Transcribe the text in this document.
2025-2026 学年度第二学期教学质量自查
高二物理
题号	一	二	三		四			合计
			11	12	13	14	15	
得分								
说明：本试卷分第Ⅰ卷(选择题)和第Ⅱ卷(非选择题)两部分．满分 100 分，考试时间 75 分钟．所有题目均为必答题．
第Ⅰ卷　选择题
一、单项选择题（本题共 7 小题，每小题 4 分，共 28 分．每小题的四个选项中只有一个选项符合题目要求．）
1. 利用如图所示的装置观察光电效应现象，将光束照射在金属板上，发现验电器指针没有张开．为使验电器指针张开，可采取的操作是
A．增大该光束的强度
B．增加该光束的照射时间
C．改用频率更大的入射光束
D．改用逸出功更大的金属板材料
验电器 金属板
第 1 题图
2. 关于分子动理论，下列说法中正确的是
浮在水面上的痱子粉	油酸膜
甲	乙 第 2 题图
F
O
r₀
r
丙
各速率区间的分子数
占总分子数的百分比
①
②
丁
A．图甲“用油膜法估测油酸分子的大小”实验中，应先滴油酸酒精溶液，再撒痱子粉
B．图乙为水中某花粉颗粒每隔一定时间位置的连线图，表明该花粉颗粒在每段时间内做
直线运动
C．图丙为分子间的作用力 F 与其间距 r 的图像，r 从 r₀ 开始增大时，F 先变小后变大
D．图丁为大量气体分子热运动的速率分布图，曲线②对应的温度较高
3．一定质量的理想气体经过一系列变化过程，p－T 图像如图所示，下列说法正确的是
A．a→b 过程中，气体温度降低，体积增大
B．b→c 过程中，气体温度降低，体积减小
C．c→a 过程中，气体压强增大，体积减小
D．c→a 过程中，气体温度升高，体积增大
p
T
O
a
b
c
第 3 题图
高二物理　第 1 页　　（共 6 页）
◆ ◆ ◆ ◆ ◆ ◆ ◆
### Task details
Print out the whole listing exactly as it appears.

### Reply to the task
Transcribe the text in this document.
2025-2026 学年度第二学期教学质量自查
高二物理
题号	一	二	三		四			合计
			11	12	13	14	15	
得分								
说明：本试卷分第Ⅰ卷(选择题)和第Ⅱ卷(非选择题)两部分．满分 100 分，考试时间 75 分钟．所有题目均为必答题．
第Ⅰ卷　选择题
一、单项选择题（本题共 7 小题，每小题 4 分，共 28 分．每小题的四个选项中只有一个选项符合题目要求．）
1. 利用如图所示的装置观察光电效应现象，将光束照射在金属板上，发现验电器指针没有张开．为使验电器指针张开，可采取的操作是
A．增大该光束的强度
B．增加该光束的照射时间
C．改用频率更大的入射光束
D．改用逸出功更大的金属板材料
验电器 金属板
第 1 题图
2. 关于分子动理论，下列说法中正确的是
浮在水面上的痱子粉	油酸膜
甲	乙 第 2 题图
F
O
r₀
r
丙
各速率区间的分子数
占总分子数的百分比
①
②
丁
A．图甲“用油膜法估测油酸分子的大小”实验中，应先滴油酸酒精溶液，再撒痱子粉
B．图乙为水中某花粉颗粒每隔一定时间位置的连线图，表明该花粉颗粒在每段时间内做
直线运动
C．图丙为分子间的作用力 F 与其间距 r 的图像，r 从 r₀ 开始增大时，F 先变小后变大
D．图丁为大量气体分子热运动的速率分布图，曲线②对应的温度较高
3．一定质量的理想气体经过一系列变化过程，p－T 图像如图所示，下列说法正确的是
A．a→b 过程中，气体温度降低，体积增大
B．b→c 过程中，气体温度降低，体积减小
C．c→a 过程中，气体压强增大，体积减小
D．c→a 过程中，气体温度升高，体积增大
p
T
O
a
b
c
第 3 题图
高二物理　第 1 页　　（共 6 页）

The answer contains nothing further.